Where a line contains the word "ANGULAR", copy that line.
>> start MATERIAL SUPPLIED
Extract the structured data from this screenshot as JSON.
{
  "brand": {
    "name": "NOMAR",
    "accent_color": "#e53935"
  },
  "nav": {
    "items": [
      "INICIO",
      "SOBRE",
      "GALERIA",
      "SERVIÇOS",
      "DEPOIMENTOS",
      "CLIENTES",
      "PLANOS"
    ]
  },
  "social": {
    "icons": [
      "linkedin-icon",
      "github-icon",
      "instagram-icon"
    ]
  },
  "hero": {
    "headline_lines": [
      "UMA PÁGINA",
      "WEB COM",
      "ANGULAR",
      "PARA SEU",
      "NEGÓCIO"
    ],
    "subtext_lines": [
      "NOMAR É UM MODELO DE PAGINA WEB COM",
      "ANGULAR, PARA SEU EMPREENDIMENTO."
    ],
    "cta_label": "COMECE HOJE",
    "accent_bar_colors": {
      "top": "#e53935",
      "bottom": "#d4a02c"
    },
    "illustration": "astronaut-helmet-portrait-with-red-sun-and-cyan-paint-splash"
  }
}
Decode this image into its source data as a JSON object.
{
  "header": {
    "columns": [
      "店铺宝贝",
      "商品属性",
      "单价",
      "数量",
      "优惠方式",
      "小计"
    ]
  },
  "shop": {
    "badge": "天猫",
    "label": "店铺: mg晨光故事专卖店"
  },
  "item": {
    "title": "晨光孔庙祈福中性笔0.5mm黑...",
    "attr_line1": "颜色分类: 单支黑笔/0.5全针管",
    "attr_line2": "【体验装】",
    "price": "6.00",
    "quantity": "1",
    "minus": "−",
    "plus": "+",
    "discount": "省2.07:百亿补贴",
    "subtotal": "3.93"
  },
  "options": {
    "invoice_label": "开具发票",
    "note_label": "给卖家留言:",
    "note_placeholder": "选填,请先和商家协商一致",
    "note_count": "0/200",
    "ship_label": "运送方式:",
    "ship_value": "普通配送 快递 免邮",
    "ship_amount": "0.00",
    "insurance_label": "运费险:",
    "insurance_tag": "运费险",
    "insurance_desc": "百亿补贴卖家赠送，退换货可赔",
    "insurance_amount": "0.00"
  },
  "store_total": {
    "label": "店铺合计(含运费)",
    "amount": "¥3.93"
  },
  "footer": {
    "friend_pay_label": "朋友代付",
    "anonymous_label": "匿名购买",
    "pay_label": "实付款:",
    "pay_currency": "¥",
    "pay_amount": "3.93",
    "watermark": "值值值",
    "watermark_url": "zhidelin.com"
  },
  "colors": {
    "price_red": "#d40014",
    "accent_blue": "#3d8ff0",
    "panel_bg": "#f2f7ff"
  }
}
>> end MATERIAL SUPPLIED
> _SOLUTION FOR THIS TASK_
      "ANGULAR",
      "ANGULAR, PARA SEU EMPREENDIMENTO."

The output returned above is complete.